─── MATERIAL FOR THE TASK

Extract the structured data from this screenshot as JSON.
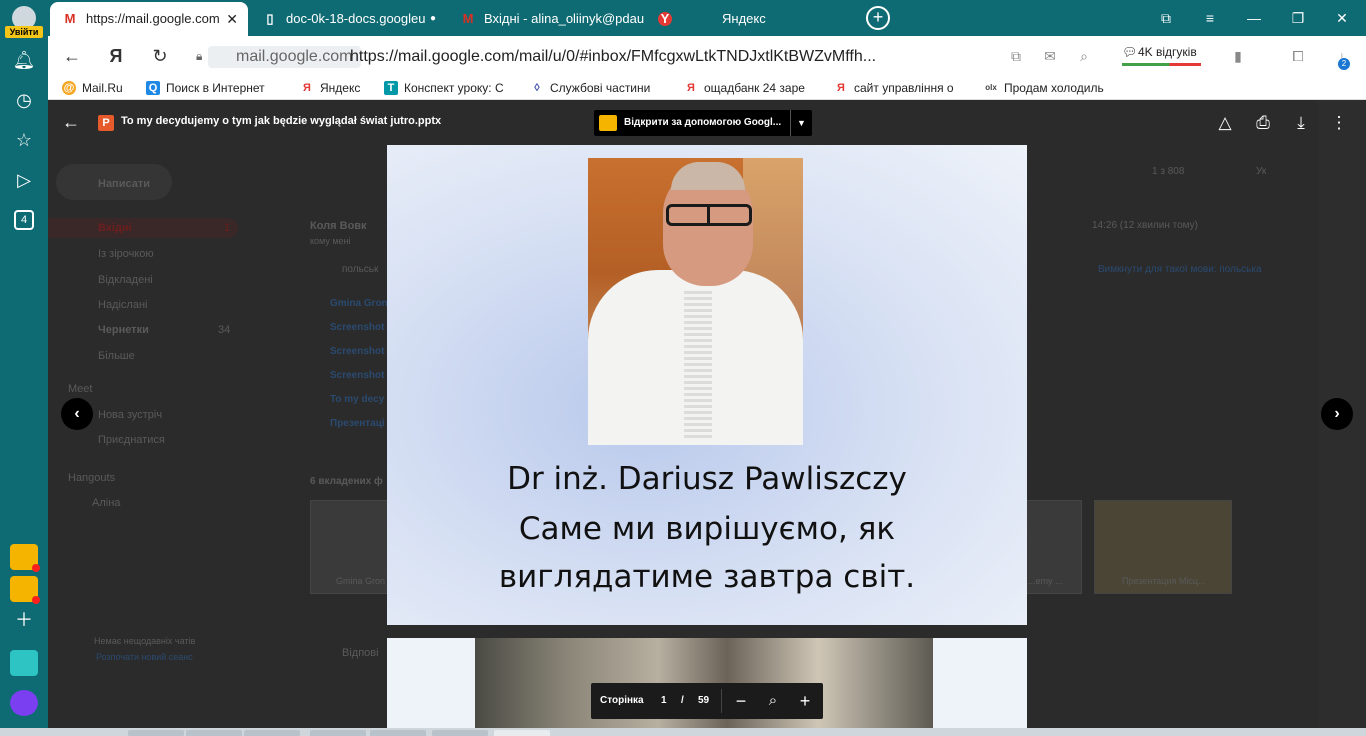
{
  "sidebar": {
    "login_label": "Увійти",
    "tab_count": "4"
  },
  "tabs": [
    {
      "label": "https://mail.google.com",
      "icon": "M",
      "color": "#d93025"
    },
    {
      "label": "doc-0k-18-docs.googleu",
      "icon": "▯",
      "color": "#ffffff"
    },
    {
      "label": "Вхідні - alina_oliinyk@pdau",
      "icon": "M",
      "color": "#d93025"
    },
    {
      "label": "Яндекс",
      "icon": "Y",
      "color": "#ffffff"
    }
  ],
  "address": {
    "domain": "mail.google.com",
    "url": "https://mail.google.com/mail/u/0/#inbox/FMfcgxwLtkTNDJxtlKtBWZvMffh...",
    "reviews_label": "4K відгуків",
    "downloads_count": "2"
  },
  "bookmarks": [
    {
      "label": "Mail.Ru",
      "icon": "@",
      "color": "#f5a623"
    },
    {
      "label": "Поиск в Интернет",
      "icon": "Q",
      "color": "#1e88e5"
    },
    {
      "label": "Яндекс",
      "icon": "Я",
      "color": "#e53935"
    },
    {
      "label": "Конспект уроку: С",
      "icon": "T",
      "color": "#0097a7"
    },
    {
      "label": "Службові частини",
      "icon": "◊",
      "color": "#3949ab"
    },
    {
      "label": "ощадбанк 24 заре",
      "icon": "Я",
      "color": "#e53935"
    },
    {
      "label": "сайт управління о",
      "icon": "Я",
      "color": "#e53935"
    },
    {
      "label": "Продам холодиль",
      "icon": "olx",
      "color": "#3f3f3f"
    }
  ],
  "gmail": {
    "compose": "Написати",
    "nav": [
      {
        "label": "Вхідні",
        "count": "1"
      },
      {
        "label": "Із зірочкою",
        "count": ""
      },
      {
        "label": "Відкладені",
        "count": ""
      },
      {
        "label": "Надіслані",
        "count": ""
      },
      {
        "label": "Чернетки",
        "count": "34"
      },
      {
        "label": "Більше",
        "count": ""
      }
    ],
    "meet_title": "Meet",
    "meet_items": [
      "Нова зустріч",
      "Приєднатися"
    ],
    "hangouts_title": "Hangouts",
    "hangouts_user": "Аліна",
    "no_chats": "Немає нещодавніх чатів",
    "new_chat": "Розпочати новий сеанс",
    "sender": "Коля Вовк",
    "to_me": "кому мені",
    "time": "14:26 (12 хвилин тому)",
    "lang": "польськ",
    "disable_lang": "Вимкнути для такої мови: польська",
    "pagination": "1 з 808",
    "input_lang": "Ук",
    "attachments": [
      "Gmina Gron",
      "Screenshot",
      "Screenshot",
      "Screenshot",
      "To my decy",
      "Презентаці"
    ],
    "attachments_count": "6 вкладених ф",
    "thumb_labels": [
      "Gmina Gron",
      "...emy ...",
      "Презентация Місц..."
    ],
    "reply": "Відпові"
  },
  "viewer": {
    "title": "To my decydujemy o tym jak będzie wyglądał świat jutro.pptx",
    "open_with": "Відкрити за допомогою Googl...",
    "page_label": "Сторінка",
    "page_current": "1",
    "page_separator": "/",
    "page_total": "59"
  },
  "slide": {
    "line1": "Dr inż. Dariusz Pawliszczy",
    "line2": "Саме ми вирішуємо, як",
    "line3": "виглядатиме завтра світ."
  }
}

──────

=== THE TASK ===
Quote the records in their entirety, keeping the wording exact and excluding pictures.

=== ANSWER ===
Extract the structured data from this screenshot as JSON.
{
  "sidebar": {
    "login_label": "Увійти",
    "tab_count": "4"
  },
  "tabs": [
    {
      "label": "https://mail.google.com",
      "icon": "M",
      "color": "#d93025"
    },
    {
      "label": "doc-0k-18-docs.googleu",
      "icon": "▯",
      "color": "#ffffff"
    },
    {
      "label": "Вхідні - alina_oliinyk@pdau",
      "icon": "M",
      "color": "#d93025"
    },
    {
      "label": "Яндекс",
      "icon": "Y",
      "color": "#ffffff"
    }
  ],
  "address": {
    "domain": "mail.google.com",
    "url": "https://mail.google.com/mail/u/0/#inbox/FMfcgxwLtkTNDJxtlKtBWZvMffh...",
    "reviews_label": "4K відгуків",
    "downloads_count": "2"
  },
  "bookmarks": [
    {
      "label": "Mail.Ru",
      "icon": "@",
      "color": "#f5a623"
    },
    {
      "label": "Поиск в Интернет",
      "icon": "Q",
      "color": "#1e88e5"
    },
    {
      "label": "Яндекс",
      "icon": "Я",
      "color": "#e53935"
    },
    {
      "label": "Конспект уроку: С",
      "icon": "T",
      "color": "#0097a7"
    },
    {
      "label": "Службові частини",
      "icon": "◊",
      "color": "#3949ab"
    },
    {
      "label": "ощадбанк 24 заре",
      "icon": "Я",
      "color": "#e53935"
    },
    {
      "label": "сайт управління о",
      "icon": "Я",
      "color": "#e53935"
    },
    {
      "label": "Продам холодиль",
      "icon": "olx",
      "color": "#3f3f3f"
    }
  ],
  "gmail": {
    "compose": "Написати",
    "nav": [
      {
        "label": "Вхідні",
        "count": "1"
      },
      {
        "label": "Із зірочкою",
        "count": ""
      },
      {
        "label": "Відкладені",
        "count": ""
      },
      {
        "label": "Надіслані",
        "count": ""
      },
      {
        "label": "Чернетки",
        "count": "34"
      },
      {
        "label": "Більше",
        "count": ""
      }
    ],
    "meet_title": "Meet",
    "meet_items": [
      "Нова зустріч",
      "Приєднатися"
    ],
    "hangouts_title": "Hangouts",
    "hangouts_user": "Аліна",
    "no_chats": "Немає нещодавніх чатів",
    "new_chat": "Розпочати новий сеанс",
    "sender": "Коля Вовк",
    "to_me": "кому мені",
    "time": "14:26 (12 хвилин тому)",
    "lang": "польськ",
    "disable_lang": "Вимкнути для такої мови: польська",
    "pagination": "1 з 808",
    "input_lang": "Ук",
    "attachments": [
      "Gmina Gron",
      "Screenshot",
      "Screenshot",
      "Screenshot",
      "To my decy",
      "Презентаці"
    ],
    "attachments_count": "6 вкладених ф",
    "thumb_labels": [
      "Gmina Gron",
      "...emy ...",
      "Презентация Місц..."
    ],
    "reply": "Відпові"
  },
  "viewer": {
    "title": "To my decydujemy o tym jak będzie wyglądał świat jutro.pptx",
    "open_with": "Відкрити за допомогою Googl...",
    "page_label": "Сторінка",
    "page_current": "1",
    "page_separator": "/",
    "page_total": "59"
  },
  "slide": {
    "line1": "Dr inż. Dariusz Pawliszczy",
    "line2": "Саме ми вирішуємо, як",
    "line3": "виглядатиме завтра світ."
  }
}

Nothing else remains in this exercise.